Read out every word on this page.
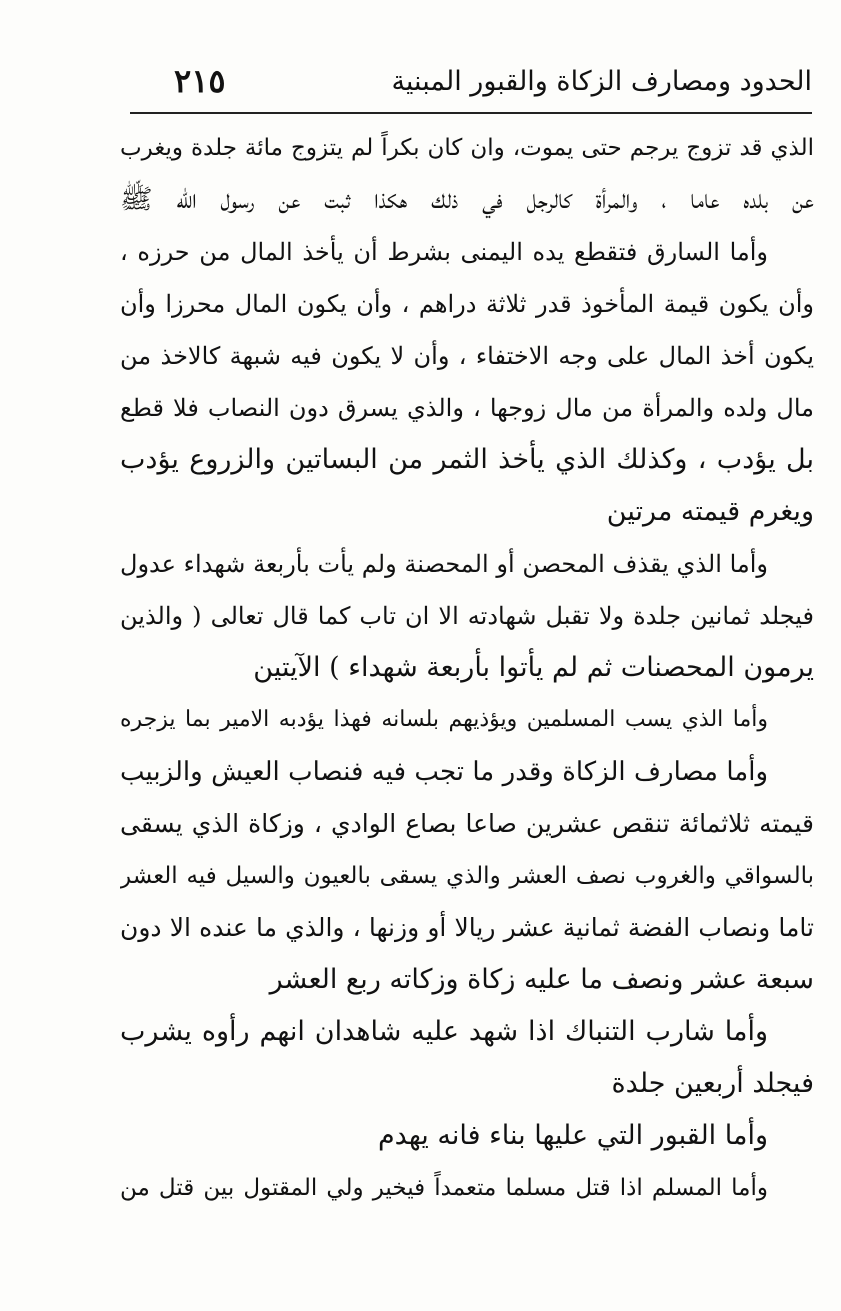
الحدود ومصارف الزكاة والقبور المبنية
٢١٥
الذي قد تزوج يرجم حتى يموت، وان كان بكراً لم يتزوج مائة جلدة ويغرب
عن بلده عاما ، والمرأة كالرجل في ذلك هكذا ثبت عن رسول الله ﷺ
وأما السارق فتقطع يده اليمنى بشرط أن يأخذ المال من حرزه ،
وأن يكون قيمة المأخوذ قدر ثلاثة دراهم ، وأن يكون المال محرزا وأن
يكون أخذ المال على وجه الاختفاء ، وأن لا يكون فيه شبهة كالاخذ من
مال ولده والمرأة من مال زوجها ، والذي يسرق دون النصاب فلا قطع
بل يؤدب ، وكذلك الذي يأخذ الثمر من البساتين والزروع يؤدب
ويغرم قيمته مرتين
وأما الذي يقذف المحصن أو المحصنة ولم يأت بأربعة شهداء عدول
فيجلد ثمانين جلدة ولا تقبل شهادته الا ان تاب كما قال تعالى ( والذين
يرمون المحصنات ثم لم يأتوا بأربعة شهداء ) الآيتين
وأما الذي يسب المسلمين ويؤذيهم بلسانه فهذا يؤدبه الامير بما يزجره
وأما مصارف الزكاة وقدر ما تجب فيه فنصاب العيش والزبيب
قيمته ثلاثمائة تنقص عشرين صاعا بصاع الوادي ، وزكاة الذي يسقى
بالسواقي والغروب نصف العشر والذي يسقى بالعيون والسيل فيه العشر
تاما ونصاب الفضة ثمانية عشر ريالا أو وزنها ، والذي ما عنده الا دون
سبعة عشر ونصف ما عليه زكاة وزكاته ربع العشر
وأما شارب التنباك اذا شهد عليه شاهدان انهم رأوه يشرب
فيجلد أربعين جلدة
وأما القبور التي عليها بناء فانه يهدم
وأما المسلم اذا قتل مسلما متعمداً فيخير ولي المقتول بين قتل من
# # # # #
Given request -
What is the number of lines holding the word "فيجلد"? State it alone.

Result of this task -
2